◆ Dataset content ◆
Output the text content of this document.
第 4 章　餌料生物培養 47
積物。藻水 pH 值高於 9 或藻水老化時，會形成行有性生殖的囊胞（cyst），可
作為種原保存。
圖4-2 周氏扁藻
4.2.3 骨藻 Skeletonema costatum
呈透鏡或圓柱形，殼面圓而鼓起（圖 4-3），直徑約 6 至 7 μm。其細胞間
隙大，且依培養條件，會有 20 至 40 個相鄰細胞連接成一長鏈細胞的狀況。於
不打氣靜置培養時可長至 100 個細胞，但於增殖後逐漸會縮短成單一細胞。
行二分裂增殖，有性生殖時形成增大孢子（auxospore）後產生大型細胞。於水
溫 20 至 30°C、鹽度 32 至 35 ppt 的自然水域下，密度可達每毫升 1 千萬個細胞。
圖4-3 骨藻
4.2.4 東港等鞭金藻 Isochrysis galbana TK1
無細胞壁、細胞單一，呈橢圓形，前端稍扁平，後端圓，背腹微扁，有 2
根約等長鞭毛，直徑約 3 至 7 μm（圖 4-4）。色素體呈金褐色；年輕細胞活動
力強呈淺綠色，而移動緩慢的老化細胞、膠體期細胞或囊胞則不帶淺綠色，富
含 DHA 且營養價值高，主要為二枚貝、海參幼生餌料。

◆ Written problem ◆
Would you reproduce the material above in full, exactly as given?

◆ In response ◆
Output the text content of this document.
第 4 章　餌料生物培養 47
積物。藻水 pH 值高於 9 或藻水老化時，會形成行有性生殖的囊胞（cyst），可
作為種原保存。
圖4-2 周氏扁藻
4.2.3 骨藻 Skeletonema costatum
呈透鏡或圓柱形，殼面圓而鼓起（圖 4-3），直徑約 6 至 7 μm。其細胞間
隙大，且依培養條件，會有 20 至 40 個相鄰細胞連接成一長鏈細胞的狀況。於
不打氣靜置培養時可長至 100 個細胞，但於增殖後逐漸會縮短成單一細胞。
行二分裂增殖，有性生殖時形成增大孢子（auxospore）後產生大型細胞。於水
溫 20 至 30°C、鹽度 32 至 35 ppt 的自然水域下，密度可達每毫升 1 千萬個細胞。
圖4-3 骨藻
4.2.4 東港等鞭金藻 Isochrysis galbana TK1
無細胞壁、細胞單一，呈橢圓形，前端稍扁平，後端圓，背腹微扁，有 2
根約等長鞭毛，直徑約 3 至 7 μm（圖 4-4）。色素體呈金褐色；年輕細胞活動
力強呈淺綠色，而移動緩慢的老化細胞、膠體期細胞或囊胞則不帶淺綠色，富
含 DHA 且營養價值高，主要為二枚貝、海參幼生餌料。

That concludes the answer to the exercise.